■ Task to complete ■
Rewrite the material starting at the line containing "coastline [30, 1365, 64, 1448]" and ending at the line containing "precip-field [506, 433, 920, 680]", replacing "coastline" with "shoreline" and leaving everything else unchanged.

•••

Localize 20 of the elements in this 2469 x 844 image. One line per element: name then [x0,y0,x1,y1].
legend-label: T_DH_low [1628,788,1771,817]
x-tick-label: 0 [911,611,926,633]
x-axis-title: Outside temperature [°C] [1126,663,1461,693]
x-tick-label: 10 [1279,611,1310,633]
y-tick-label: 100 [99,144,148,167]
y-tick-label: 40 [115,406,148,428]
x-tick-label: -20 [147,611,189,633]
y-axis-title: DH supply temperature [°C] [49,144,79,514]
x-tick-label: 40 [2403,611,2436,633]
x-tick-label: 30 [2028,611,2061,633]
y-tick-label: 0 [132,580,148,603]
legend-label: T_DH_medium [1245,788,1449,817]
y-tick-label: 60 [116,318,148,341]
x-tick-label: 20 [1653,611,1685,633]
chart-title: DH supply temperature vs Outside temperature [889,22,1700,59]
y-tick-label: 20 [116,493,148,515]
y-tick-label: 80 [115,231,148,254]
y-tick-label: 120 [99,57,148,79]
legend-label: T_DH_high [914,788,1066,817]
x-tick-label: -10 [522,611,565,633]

•••

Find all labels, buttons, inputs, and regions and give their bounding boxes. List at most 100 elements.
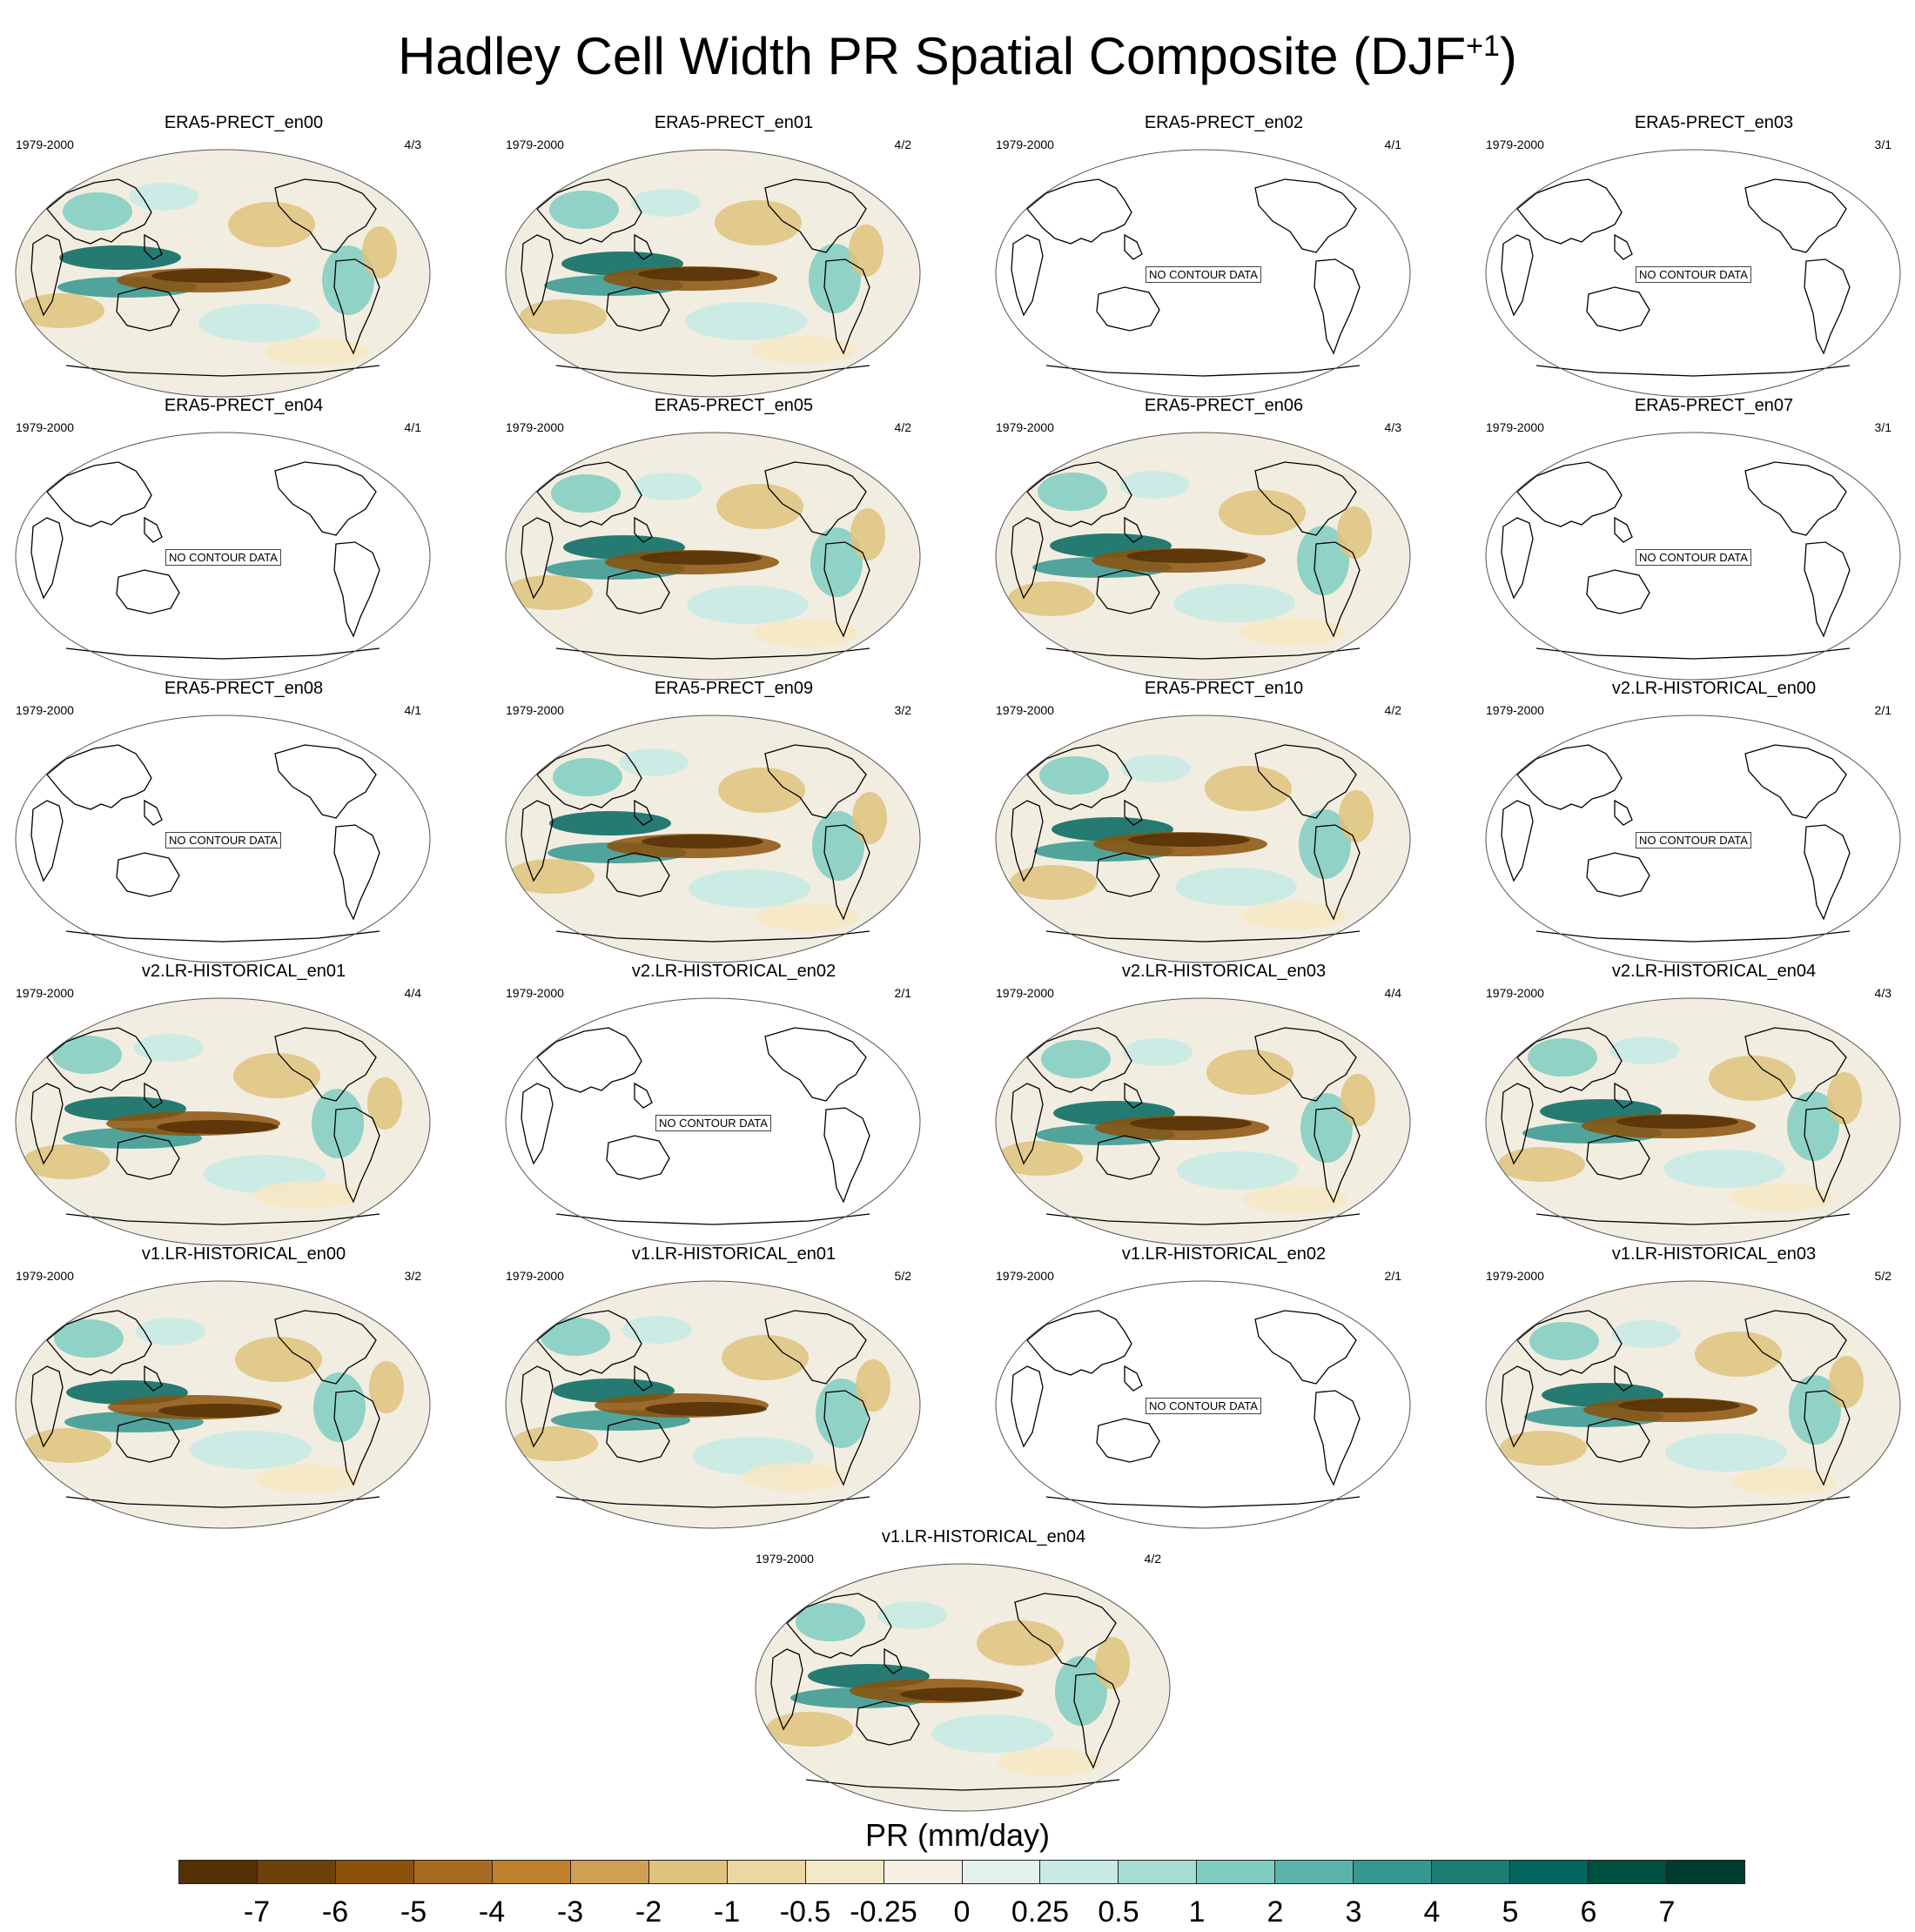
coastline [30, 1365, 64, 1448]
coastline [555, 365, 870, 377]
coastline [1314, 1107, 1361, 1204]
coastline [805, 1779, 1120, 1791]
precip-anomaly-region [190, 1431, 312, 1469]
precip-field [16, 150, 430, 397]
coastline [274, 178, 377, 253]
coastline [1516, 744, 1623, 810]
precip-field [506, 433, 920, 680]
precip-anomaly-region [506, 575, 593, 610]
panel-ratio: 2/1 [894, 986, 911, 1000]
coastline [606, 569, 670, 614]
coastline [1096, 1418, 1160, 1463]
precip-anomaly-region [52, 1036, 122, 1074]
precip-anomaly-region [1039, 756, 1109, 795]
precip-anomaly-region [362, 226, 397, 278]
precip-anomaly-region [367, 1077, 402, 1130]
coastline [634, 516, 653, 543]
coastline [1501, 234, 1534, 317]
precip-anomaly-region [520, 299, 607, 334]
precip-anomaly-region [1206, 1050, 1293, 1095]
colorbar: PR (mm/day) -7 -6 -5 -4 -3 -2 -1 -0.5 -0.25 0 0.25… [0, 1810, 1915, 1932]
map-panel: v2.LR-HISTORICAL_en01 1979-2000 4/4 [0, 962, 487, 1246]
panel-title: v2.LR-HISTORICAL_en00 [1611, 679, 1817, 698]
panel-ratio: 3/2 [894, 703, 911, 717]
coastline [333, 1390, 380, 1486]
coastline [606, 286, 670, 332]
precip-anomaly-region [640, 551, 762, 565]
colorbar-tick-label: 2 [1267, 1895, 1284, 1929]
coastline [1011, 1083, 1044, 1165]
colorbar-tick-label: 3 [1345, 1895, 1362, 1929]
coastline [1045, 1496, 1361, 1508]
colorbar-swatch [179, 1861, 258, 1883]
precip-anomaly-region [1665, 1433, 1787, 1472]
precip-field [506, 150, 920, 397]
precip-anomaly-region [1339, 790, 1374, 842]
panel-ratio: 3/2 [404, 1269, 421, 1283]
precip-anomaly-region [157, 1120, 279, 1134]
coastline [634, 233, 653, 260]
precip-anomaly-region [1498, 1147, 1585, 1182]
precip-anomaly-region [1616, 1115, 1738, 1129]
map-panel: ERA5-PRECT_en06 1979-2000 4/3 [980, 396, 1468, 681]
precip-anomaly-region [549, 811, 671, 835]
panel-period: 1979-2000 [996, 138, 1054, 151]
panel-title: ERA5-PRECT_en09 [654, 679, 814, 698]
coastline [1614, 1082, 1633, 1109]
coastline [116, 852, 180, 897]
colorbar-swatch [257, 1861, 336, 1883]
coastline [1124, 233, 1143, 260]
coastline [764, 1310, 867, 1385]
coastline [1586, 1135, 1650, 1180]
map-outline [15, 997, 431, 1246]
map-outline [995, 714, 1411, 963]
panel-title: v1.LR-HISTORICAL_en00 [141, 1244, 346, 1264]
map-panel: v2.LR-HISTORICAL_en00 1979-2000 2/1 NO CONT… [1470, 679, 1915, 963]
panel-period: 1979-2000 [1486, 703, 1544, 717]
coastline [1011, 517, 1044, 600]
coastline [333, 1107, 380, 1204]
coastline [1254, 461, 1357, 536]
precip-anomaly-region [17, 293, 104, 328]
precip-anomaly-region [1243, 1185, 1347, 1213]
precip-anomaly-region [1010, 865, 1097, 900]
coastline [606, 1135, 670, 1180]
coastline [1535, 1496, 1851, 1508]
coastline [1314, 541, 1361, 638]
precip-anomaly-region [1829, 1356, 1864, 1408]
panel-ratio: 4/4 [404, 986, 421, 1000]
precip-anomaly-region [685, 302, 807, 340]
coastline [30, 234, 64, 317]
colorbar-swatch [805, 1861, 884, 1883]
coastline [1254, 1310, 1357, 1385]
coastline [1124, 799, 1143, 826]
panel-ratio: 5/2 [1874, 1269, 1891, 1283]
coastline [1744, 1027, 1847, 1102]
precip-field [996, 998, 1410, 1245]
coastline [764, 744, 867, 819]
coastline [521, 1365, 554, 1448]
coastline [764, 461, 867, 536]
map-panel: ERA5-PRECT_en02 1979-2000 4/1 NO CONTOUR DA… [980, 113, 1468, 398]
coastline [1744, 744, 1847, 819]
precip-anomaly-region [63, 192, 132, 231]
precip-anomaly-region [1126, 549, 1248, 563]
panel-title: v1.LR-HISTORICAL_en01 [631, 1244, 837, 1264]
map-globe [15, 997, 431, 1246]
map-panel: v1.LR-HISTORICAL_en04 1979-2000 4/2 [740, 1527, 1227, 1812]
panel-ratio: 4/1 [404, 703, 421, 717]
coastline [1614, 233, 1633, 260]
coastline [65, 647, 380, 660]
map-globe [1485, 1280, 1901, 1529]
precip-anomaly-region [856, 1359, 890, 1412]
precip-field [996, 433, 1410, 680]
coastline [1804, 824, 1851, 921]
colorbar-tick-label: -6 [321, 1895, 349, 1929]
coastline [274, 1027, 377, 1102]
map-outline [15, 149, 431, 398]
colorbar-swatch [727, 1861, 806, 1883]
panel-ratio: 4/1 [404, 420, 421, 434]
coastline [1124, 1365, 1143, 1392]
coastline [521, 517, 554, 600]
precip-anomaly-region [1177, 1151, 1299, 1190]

•••

■ Answer ■
shoreline [30, 1365, 64, 1448]
shoreline [555, 365, 870, 377]
shoreline [1314, 1107, 1361, 1204]
shoreline [805, 1779, 1120, 1791]
precip-anomaly-region [190, 1431, 312, 1469]
precip-field [16, 150, 430, 397]
shoreline [274, 178, 377, 253]
shoreline [1516, 744, 1623, 810]
precip-field [506, 433, 920, 680]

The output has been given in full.